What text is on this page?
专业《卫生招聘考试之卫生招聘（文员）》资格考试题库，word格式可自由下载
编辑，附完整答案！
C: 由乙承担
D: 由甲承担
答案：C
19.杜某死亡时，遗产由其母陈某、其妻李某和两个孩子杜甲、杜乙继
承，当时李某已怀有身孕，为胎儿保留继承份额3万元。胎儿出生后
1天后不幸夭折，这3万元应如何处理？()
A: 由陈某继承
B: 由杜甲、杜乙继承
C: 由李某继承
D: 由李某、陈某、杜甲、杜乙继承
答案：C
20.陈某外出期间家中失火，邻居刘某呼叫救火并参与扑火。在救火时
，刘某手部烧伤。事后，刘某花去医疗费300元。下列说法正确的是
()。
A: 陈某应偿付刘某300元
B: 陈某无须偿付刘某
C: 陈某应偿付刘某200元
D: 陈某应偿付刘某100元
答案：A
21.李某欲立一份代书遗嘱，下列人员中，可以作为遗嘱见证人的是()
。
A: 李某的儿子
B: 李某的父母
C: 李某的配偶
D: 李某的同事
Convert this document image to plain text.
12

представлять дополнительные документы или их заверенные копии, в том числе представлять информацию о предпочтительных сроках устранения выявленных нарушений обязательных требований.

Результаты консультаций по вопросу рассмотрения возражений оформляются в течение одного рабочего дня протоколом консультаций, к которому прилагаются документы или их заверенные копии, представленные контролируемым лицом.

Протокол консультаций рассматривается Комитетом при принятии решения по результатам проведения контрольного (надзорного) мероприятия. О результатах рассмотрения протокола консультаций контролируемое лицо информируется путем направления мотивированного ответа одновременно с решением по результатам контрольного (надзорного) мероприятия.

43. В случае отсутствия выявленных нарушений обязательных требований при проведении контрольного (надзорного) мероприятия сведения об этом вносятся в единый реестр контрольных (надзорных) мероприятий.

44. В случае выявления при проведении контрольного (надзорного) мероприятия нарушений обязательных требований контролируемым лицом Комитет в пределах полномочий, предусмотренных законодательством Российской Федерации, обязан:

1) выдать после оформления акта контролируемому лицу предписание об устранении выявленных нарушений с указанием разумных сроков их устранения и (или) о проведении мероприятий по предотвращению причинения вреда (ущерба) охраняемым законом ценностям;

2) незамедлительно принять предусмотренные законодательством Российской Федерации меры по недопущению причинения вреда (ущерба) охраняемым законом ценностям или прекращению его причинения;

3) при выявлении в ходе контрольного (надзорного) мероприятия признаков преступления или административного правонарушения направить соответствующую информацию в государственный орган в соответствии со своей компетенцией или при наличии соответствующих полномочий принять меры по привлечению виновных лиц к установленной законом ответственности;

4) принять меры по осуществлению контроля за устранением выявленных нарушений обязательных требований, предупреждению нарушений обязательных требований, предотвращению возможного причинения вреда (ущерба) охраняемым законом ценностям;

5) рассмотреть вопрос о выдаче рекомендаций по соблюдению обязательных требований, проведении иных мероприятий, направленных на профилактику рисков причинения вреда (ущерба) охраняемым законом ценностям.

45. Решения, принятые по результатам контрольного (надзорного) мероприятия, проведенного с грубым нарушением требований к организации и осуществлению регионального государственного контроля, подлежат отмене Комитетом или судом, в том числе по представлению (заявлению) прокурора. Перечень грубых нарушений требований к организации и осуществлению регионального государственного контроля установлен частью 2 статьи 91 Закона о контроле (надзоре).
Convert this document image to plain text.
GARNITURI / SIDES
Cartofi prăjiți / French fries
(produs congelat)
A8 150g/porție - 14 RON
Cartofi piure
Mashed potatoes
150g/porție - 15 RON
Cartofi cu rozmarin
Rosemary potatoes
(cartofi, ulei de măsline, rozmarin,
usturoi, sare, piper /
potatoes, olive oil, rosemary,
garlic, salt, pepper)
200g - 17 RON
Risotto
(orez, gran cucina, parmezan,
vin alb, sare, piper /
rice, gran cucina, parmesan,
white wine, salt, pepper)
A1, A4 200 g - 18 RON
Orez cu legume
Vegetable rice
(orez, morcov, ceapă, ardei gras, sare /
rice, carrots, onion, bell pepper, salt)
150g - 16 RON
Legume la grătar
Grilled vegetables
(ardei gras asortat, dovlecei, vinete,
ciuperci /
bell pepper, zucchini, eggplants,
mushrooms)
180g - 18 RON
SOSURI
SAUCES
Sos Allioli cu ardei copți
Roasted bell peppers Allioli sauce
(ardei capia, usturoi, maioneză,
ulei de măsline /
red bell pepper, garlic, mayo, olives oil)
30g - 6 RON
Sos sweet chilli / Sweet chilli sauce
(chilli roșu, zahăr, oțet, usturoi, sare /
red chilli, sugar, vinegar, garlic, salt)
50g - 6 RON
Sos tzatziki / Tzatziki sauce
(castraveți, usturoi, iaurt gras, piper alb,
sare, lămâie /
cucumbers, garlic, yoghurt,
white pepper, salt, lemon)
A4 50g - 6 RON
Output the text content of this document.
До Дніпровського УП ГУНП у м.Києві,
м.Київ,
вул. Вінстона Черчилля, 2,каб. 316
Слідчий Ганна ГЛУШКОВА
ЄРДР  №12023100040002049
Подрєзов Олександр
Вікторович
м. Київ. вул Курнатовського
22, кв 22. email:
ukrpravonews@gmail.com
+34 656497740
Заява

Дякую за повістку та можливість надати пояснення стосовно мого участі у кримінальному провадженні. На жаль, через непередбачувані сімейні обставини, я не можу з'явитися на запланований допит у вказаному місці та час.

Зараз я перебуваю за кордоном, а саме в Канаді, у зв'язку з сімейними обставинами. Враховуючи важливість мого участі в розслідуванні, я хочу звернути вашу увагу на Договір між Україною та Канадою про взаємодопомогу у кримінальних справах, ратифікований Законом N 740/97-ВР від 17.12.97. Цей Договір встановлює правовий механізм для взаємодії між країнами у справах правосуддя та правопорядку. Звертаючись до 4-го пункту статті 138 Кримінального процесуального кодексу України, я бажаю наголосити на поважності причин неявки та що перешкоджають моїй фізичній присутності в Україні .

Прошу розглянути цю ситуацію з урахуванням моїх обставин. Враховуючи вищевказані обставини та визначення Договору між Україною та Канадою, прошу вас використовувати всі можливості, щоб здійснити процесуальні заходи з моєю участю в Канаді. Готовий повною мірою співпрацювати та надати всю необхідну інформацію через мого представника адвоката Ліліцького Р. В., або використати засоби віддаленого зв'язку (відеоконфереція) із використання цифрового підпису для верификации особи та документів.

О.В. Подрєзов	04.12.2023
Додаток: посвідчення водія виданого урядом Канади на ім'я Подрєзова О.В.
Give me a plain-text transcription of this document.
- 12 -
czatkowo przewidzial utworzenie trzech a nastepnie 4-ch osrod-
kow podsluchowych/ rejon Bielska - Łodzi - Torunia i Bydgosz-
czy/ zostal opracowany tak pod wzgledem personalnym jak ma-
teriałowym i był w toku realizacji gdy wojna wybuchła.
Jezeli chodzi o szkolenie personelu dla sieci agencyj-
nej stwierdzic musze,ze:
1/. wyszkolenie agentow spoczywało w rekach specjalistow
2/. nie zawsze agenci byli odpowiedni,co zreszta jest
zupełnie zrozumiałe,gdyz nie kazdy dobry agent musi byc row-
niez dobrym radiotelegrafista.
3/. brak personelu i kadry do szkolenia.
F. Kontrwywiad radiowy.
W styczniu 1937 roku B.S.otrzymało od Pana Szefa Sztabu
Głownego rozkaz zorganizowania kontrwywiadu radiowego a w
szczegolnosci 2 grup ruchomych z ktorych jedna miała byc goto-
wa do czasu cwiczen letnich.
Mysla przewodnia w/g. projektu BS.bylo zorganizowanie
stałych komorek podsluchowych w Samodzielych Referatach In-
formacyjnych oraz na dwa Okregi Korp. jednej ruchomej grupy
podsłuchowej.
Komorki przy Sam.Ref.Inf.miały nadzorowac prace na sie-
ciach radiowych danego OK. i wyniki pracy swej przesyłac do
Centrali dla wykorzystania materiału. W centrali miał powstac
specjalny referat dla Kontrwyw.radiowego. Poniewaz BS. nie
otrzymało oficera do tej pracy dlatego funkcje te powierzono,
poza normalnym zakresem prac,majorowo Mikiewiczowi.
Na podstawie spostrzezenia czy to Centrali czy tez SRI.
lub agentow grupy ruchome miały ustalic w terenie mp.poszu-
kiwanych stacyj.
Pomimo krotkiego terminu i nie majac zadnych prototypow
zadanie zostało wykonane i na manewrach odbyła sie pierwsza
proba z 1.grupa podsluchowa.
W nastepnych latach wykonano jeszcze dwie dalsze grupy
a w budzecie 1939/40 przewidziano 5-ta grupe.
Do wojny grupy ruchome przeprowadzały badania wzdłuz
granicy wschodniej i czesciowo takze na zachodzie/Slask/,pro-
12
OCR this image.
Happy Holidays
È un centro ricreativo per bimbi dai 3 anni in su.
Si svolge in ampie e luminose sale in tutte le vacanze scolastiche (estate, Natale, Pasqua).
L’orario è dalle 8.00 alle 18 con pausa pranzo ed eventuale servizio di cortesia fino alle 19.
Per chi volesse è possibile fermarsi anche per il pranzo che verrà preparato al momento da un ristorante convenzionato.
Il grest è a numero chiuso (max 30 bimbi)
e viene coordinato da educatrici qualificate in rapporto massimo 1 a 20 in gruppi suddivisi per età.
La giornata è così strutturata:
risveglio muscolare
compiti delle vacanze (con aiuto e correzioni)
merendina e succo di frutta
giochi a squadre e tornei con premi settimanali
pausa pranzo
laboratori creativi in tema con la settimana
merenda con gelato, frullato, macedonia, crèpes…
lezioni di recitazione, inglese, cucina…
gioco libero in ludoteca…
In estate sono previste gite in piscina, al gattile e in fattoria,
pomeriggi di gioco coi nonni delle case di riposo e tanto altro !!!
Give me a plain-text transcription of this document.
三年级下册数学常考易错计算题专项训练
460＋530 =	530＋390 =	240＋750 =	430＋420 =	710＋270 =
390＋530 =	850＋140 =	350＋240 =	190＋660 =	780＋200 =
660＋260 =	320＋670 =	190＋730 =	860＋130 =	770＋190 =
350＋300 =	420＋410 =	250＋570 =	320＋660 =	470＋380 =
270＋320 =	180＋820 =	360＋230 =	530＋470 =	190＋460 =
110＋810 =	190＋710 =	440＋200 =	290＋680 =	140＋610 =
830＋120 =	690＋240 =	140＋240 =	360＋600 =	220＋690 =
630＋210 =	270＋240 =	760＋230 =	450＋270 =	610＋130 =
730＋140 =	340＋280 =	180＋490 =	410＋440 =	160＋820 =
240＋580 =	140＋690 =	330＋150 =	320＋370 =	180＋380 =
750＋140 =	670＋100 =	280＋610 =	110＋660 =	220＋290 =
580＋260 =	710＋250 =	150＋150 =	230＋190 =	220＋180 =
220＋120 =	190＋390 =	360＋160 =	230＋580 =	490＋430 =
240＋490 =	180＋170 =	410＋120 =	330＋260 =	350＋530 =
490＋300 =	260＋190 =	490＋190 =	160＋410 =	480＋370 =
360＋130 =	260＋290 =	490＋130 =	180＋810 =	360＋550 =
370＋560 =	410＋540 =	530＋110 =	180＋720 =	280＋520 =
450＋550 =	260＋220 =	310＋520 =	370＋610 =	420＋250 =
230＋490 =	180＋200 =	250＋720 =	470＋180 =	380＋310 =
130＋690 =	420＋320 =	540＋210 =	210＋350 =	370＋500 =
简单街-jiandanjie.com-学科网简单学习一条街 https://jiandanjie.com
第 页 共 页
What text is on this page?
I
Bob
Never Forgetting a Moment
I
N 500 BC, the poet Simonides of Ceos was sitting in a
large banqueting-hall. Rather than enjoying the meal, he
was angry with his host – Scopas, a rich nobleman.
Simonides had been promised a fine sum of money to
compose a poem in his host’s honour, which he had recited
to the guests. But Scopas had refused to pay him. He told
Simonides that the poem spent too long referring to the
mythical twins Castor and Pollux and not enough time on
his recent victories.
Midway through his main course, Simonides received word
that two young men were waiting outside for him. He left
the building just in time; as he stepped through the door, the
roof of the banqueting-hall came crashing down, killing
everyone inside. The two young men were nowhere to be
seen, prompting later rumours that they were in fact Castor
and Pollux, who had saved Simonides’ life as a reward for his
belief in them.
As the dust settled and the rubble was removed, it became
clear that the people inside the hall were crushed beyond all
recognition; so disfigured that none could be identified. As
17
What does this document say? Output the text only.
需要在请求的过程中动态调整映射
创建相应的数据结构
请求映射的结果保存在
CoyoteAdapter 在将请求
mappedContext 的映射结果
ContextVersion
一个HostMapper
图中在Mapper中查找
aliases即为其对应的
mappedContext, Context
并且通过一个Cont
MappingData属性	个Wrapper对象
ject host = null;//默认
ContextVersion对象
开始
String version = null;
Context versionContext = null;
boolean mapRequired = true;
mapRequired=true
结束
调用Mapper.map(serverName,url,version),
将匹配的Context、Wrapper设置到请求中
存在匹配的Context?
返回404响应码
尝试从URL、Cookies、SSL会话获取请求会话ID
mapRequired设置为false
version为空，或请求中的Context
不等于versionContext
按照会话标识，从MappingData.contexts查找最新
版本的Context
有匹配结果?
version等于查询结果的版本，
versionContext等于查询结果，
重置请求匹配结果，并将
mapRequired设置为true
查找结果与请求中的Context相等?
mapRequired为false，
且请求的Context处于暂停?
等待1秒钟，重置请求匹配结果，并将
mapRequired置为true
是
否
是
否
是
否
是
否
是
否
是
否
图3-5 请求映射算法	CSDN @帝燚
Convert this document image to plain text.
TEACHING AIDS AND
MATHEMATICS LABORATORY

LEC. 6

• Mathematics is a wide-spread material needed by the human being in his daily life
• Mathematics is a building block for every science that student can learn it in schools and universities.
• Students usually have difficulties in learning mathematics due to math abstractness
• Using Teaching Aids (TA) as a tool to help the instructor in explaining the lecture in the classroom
•••
# [EXERCISE DETAILS]
Among the entries above, how many lines hold the string "лицом"? Give the number by itself.

# [FULL OUTPUT]
2